Please write out the complete listing that follows, exactly as it reads.

— begin GIVEN RECORDS —

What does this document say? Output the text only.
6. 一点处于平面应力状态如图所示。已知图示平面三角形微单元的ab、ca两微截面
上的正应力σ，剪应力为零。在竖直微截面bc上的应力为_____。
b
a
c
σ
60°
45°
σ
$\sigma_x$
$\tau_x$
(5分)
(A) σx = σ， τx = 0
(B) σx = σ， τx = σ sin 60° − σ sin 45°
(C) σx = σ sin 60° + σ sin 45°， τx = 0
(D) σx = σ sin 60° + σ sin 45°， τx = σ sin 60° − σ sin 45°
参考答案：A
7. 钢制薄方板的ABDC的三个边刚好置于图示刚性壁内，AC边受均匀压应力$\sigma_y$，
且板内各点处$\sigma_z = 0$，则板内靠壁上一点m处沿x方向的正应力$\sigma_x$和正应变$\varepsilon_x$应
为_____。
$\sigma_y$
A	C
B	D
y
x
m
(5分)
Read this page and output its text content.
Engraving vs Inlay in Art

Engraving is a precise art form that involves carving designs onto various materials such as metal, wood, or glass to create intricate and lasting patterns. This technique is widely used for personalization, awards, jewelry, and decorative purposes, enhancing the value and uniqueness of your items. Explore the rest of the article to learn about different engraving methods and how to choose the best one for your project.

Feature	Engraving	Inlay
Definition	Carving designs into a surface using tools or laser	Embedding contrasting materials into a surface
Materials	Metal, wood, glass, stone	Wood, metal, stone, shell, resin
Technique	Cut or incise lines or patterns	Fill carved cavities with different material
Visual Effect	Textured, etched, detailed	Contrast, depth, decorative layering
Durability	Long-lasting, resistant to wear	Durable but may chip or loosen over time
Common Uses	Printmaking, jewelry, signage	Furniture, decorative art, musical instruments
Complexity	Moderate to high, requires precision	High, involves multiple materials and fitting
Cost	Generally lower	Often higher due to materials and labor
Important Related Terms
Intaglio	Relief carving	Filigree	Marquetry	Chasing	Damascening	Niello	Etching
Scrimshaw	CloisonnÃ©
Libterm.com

— end GIVEN RECORDS —

WORKED ANSWER:
What does this document say? Output the text only.
6. 一点处于平面应力状态如图所示。已知图示平面三角形微单元的ab、ca两微截面
上的正应力σ，剪应力为零。在竖直微截面bc上的应力为_____。
b
a
c
σ
60°
45°
σ
$\sigma_x$
$\tau_x$
(5分)
(A) σx = σ， τx = 0
(B) σx = σ， τx = σ sin 60° − σ sin 45°
(C) σx = σ sin 60° + σ sin 45°， τx = 0
(D) σx = σ sin 60° + σ sin 45°， τx = σ sin 60° − σ sin 45°
参考答案：A
7. 钢制薄方板的ABDC的三个边刚好置于图示刚性壁内，AC边受均匀压应力$\sigma_y$，
且板内各点处$\sigma_z = 0$，则板内靠壁上一点m处沿x方向的正应力$\sigma_x$和正应变$\varepsilon_x$应
为_____。
$\sigma_y$
A	C
B	D
y
x
m
(5分)
Read this page and output its text content.
Engraving vs Inlay in Art

Engraving is a precise art form that involves carving designs onto various materials such as metal, wood, or glass to create intricate and lasting patterns. This technique is widely used for personalization, awards, jewelry, and decorative purposes, enhancing the value and uniqueness of your items. Explore the rest of the article to learn about different engraving methods and how to choose the best one for your project.

Feature	Engraving	Inlay
Definition	Carving designs into a surface using tools or laser	Embedding contrasting materials into a surface
Materials	Metal, wood, glass, stone	Wood, metal, stone, shell, resin
Technique	Cut or incise lines or patterns	Fill carved cavities with different material
Visual Effect	Textured, etched, detailed	Contrast, depth, decorative layering
Durability	Long-lasting, resistant to wear	Durable but may chip or loosen over time
Common Uses	Printmaking, jewelry, signage	Furniture, decorative art, musical instruments
Complexity	Moderate to high, requires precision	High, involves multiple materials and fitting
Cost	Generally lower	Often higher due to materials and labor
Important Related Terms
Intaglio	Relief carving	Filigree	Marquetry	Chasing	Damascening	Niello	Etching
Scrimshaw	CloisonnÃ©
Libterm.com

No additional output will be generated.